↓

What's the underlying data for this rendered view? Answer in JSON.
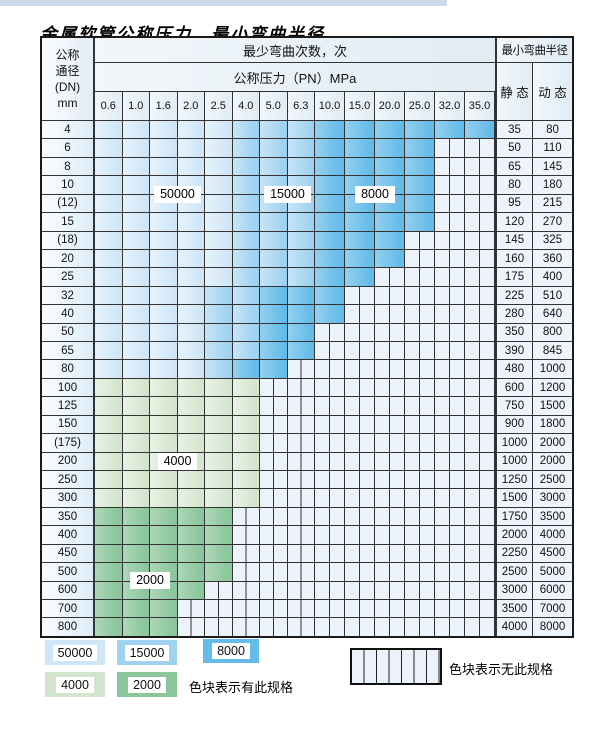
{
  "title": "金属软管公称压力、最小弯曲半径",
  "colors": {
    "blue_50000": "#cfe6f7",
    "blue_15000": "#9fd2f0",
    "blue_8000": "#66bce9",
    "green_4000": "#d3e5cd",
    "green_2000": "#8bc69c",
    "striped_bg": "#edf3fa",
    "grid_line": "#333333",
    "header_bg": "#e2edf5",
    "label_col_bg": "#ddecf8",
    "value_col_bg": "#edf4fb",
    "top_strip": "#ccdbe7"
  },
  "table": {
    "corner_header": [
      "公称",
      "通径",
      "(DN)",
      "mm"
    ],
    "cycles_header": "最少弯曲次数，次",
    "pressure_header": "公称压力（PN）MPa",
    "radius_header": "最小弯曲半径",
    "static_label": "静 态",
    "dynamic_label": "动 态",
    "pressure_columns": [
      "0.6",
      "1.0",
      "1.6",
      "2.0",
      "2.5",
      "4.0",
      "5.0",
      "6.3",
      "10.0",
      "15.0",
      "20.0",
      "25.0",
      "32.0",
      "35.0"
    ],
    "cell_legend": {
      "L": "50000次区域",
      "M": "15000次区域",
      "D": "8000次区域",
      "G4": "4000次区域",
      "G2": "2000次区域",
      "S": "无此规格"
    },
    "rows": [
      {
        "dn": "4",
        "cells": [
          "L",
          "L",
          "L",
          "L",
          "L",
          "M",
          "M",
          "M",
          "D",
          "D",
          "D",
          "D",
          "D",
          "D"
        ],
        "static": "35",
        "dynamic": "80"
      },
      {
        "dn": "6",
        "cells": [
          "L",
          "L",
          "L",
          "L",
          "L",
          "M",
          "M",
          "M",
          "D",
          "D",
          "D",
          "D",
          "S",
          "S"
        ],
        "static": "50",
        "dynamic": "110"
      },
      {
        "dn": "8",
        "cells": [
          "L",
          "L",
          "L",
          "L",
          "L",
          "M",
          "M",
          "M",
          "D",
          "D",
          "D",
          "D",
          "S",
          "S"
        ],
        "static": "65",
        "dynamic": "145"
      },
      {
        "dn": "10",
        "cells": [
          "L",
          "L",
          "L",
          "L",
          "L",
          "M",
          "M",
          "M",
          "D",
          "D",
          "D",
          "D",
          "S",
          "S"
        ],
        "static": "80",
        "dynamic": "180"
      },
      {
        "dn": "(12)",
        "cells": [
          "L",
          "L",
          "L",
          "L",
          "L",
          "M",
          "M",
          "M",
          "D",
          "D",
          "D",
          "D",
          "S",
          "S"
        ],
        "static": "95",
        "dynamic": "215"
      },
      {
        "dn": "15",
        "cells": [
          "L",
          "L",
          "L",
          "L",
          "L",
          "M",
          "M",
          "M",
          "D",
          "D",
          "D",
          "D",
          "S",
          "S"
        ],
        "static": "120",
        "dynamic": "270"
      },
      {
        "dn": "(18)",
        "cells": [
          "L",
          "L",
          "L",
          "L",
          "L",
          "M",
          "M",
          "M",
          "D",
          "D",
          "D",
          "S",
          "S",
          "S"
        ],
        "static": "145",
        "dynamic": "325"
      },
      {
        "dn": "20",
        "cells": [
          "L",
          "L",
          "L",
          "L",
          "L",
          "M",
          "M",
          "M",
          "D",
          "D",
          "D",
          "S",
          "S",
          "S"
        ],
        "static": "160",
        "dynamic": "360"
      },
      {
        "dn": "25",
        "cells": [
          "L",
          "L",
          "L",
          "L",
          "L",
          "M",
          "M",
          "M",
          "D",
          "D",
          "S",
          "S",
          "S",
          "S"
        ],
        "static": "175",
        "dynamic": "400"
      },
      {
        "dn": "32",
        "cells": [
          "L",
          "L",
          "L",
          "L",
          "M",
          "M",
          "D",
          "D",
          "D",
          "S",
          "S",
          "S",
          "S",
          "S"
        ],
        "static": "225",
        "dynamic": "510"
      },
      {
        "dn": "40",
        "cells": [
          "L",
          "L",
          "L",
          "L",
          "M",
          "M",
          "D",
          "D",
          "D",
          "S",
          "S",
          "S",
          "S",
          "S"
        ],
        "static": "280",
        "dynamic": "640"
      },
      {
        "dn": "50",
        "cells": [
          "L",
          "L",
          "L",
          "L",
          "M",
          "M",
          "D",
          "D",
          "S",
          "S",
          "S",
          "S",
          "S",
          "S"
        ],
        "static": "350",
        "dynamic": "800"
      },
      {
        "dn": "65",
        "cells": [
          "L",
          "L",
          "L",
          "L",
          "M",
          "M",
          "D",
          "D",
          "S",
          "S",
          "S",
          "S",
          "S",
          "S"
        ],
        "static": "390",
        "dynamic": "845"
      },
      {
        "dn": "80",
        "cells": [
          "L",
          "L",
          "L",
          "L",
          "M",
          "D",
          "D",
          "S",
          "S",
          "S",
          "S",
          "S",
          "S",
          "S"
        ],
        "static": "480",
        "dynamic": "1000"
      },
      {
        "dn": "100",
        "cells": [
          "G4",
          "G4",
          "G4",
          "G4",
          "G4",
          "G4",
          "S",
          "S",
          "S",
          "S",
          "S",
          "S",
          "S",
          "S"
        ],
        "static": "600",
        "dynamic": "1200"
      },
      {
        "dn": "125",
        "cells": [
          "G4",
          "G4",
          "G4",
          "G4",
          "G4",
          "G4",
          "S",
          "S",
          "S",
          "S",
          "S",
          "S",
          "S",
          "S"
        ],
        "static": "750",
        "dynamic": "1500"
      },
      {
        "dn": "150",
        "cells": [
          "G4",
          "G4",
          "G4",
          "G4",
          "G4",
          "G4",
          "S",
          "S",
          "S",
          "S",
          "S",
          "S",
          "S",
          "S"
        ],
        "static": "900",
        "dynamic": "1800"
      },
      {
        "dn": "(175)",
        "cells": [
          "G4",
          "G4",
          "G4",
          "G4",
          "G4",
          "G4",
          "S",
          "S",
          "S",
          "S",
          "S",
          "S",
          "S",
          "S"
        ],
        "static": "1000",
        "dynamic": "2000"
      },
      {
        "dn": "200",
        "cells": [
          "G4",
          "G4",
          "G4",
          "G4",
          "G4",
          "G4",
          "S",
          "S",
          "S",
          "S",
          "S",
          "S",
          "S",
          "S"
        ],
        "static": "1000",
        "dynamic": "2000"
      },
      {
        "dn": "250",
        "cells": [
          "G4",
          "G4",
          "G4",
          "G4",
          "G4",
          "G4",
          "S",
          "S",
          "S",
          "S",
          "S",
          "S",
          "S",
          "S"
        ],
        "static": "1250",
        "dynamic": "2500"
      },
      {
        "dn": "300",
        "cells": [
          "G4",
          "G4",
          "G4",
          "G4",
          "G4",
          "G4",
          "S",
          "S",
          "S",
          "S",
          "S",
          "S",
          "S",
          "S"
        ],
        "static": "1500",
        "dynamic": "3000"
      },
      {
        "dn": "350",
        "cells": [
          "G2",
          "G2",
          "G2",
          "G2",
          "G2",
          "S",
          "S",
          "S",
          "S",
          "S",
          "S",
          "S",
          "S",
          "S"
        ],
        "static": "1750",
        "dynamic": "3500"
      },
      {
        "dn": "400",
        "cells": [
          "G2",
          "G2",
          "G2",
          "G2",
          "G2",
          "S",
          "S",
          "S",
          "S",
          "S",
          "S",
          "S",
          "S",
          "S"
        ],
        "static": "2000",
        "dynamic": "4000"
      },
      {
        "dn": "450",
        "cells": [
          "G2",
          "G2",
          "G2",
          "G2",
          "G2",
          "S",
          "S",
          "S",
          "S",
          "S",
          "S",
          "S",
          "S",
          "S"
        ],
        "static": "2250",
        "dynamic": "4500"
      },
      {
        "dn": "500",
        "cells": [
          "G2",
          "G2",
          "G2",
          "G2",
          "G2",
          "S",
          "S",
          "S",
          "S",
          "S",
          "S",
          "S",
          "S",
          "S"
        ],
        "static": "2500",
        "dynamic": "5000"
      },
      {
        "dn": "600",
        "cells": [
          "G2",
          "G2",
          "G2",
          "G2",
          "S",
          "S",
          "S",
          "S",
          "S",
          "S",
          "S",
          "S",
          "S",
          "S"
        ],
        "static": "3000",
        "dynamic": "6000"
      },
      {
        "dn": "700",
        "cells": [
          "G2",
          "G2",
          "G2",
          "S",
          "S",
          "S",
          "S",
          "S",
          "S",
          "S",
          "S",
          "S",
          "S",
          "S"
        ],
        "static": "3500",
        "dynamic": "7000"
      },
      {
        "dn": "800",
        "cells": [
          "G2",
          "G2",
          "G2",
          "S",
          "S",
          "S",
          "S",
          "S",
          "S",
          "S",
          "S",
          "S",
          "S",
          "S"
        ],
        "static": "4000",
        "dynamic": "8000"
      }
    ],
    "overlays": [
      {
        "text": "50000",
        "row_start": 3,
        "row_end": 4,
        "col_start": 2,
        "col_end": 3
      },
      {
        "text": "15000",
        "row_start": 3,
        "row_end": 4,
        "col_start": 6,
        "col_end": 7
      },
      {
        "text": "8000",
        "row_start": 3,
        "row_end": 4,
        "col_start": 9,
        "col_end": 10
      },
      {
        "text": "4000",
        "row_start": 18,
        "row_end": 18,
        "col_start": 2,
        "col_end": 3
      },
      {
        "text": "2000",
        "row_start": 24,
        "row_end": 25,
        "col_start": 1,
        "col_end": 2
      }
    ]
  },
  "legend": {
    "items": [
      {
        "label": "50000",
        "type": "L"
      },
      {
        "label": "15000",
        "type": "M"
      },
      {
        "label": "8000",
        "type": "D"
      },
      {
        "label": "4000",
        "type": "G4"
      },
      {
        "label": "2000",
        "type": "G2"
      }
    ],
    "has_spec_text": "色块表示有此规格",
    "no_spec_text": "色块表示无此规格"
  }
}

↑

▸ EXERCISE BRIEF: Tally how many lines of the data include the word "最小弯曲半径". Write the number and nothing else.

▸ EXERCISE RESPONSE: 2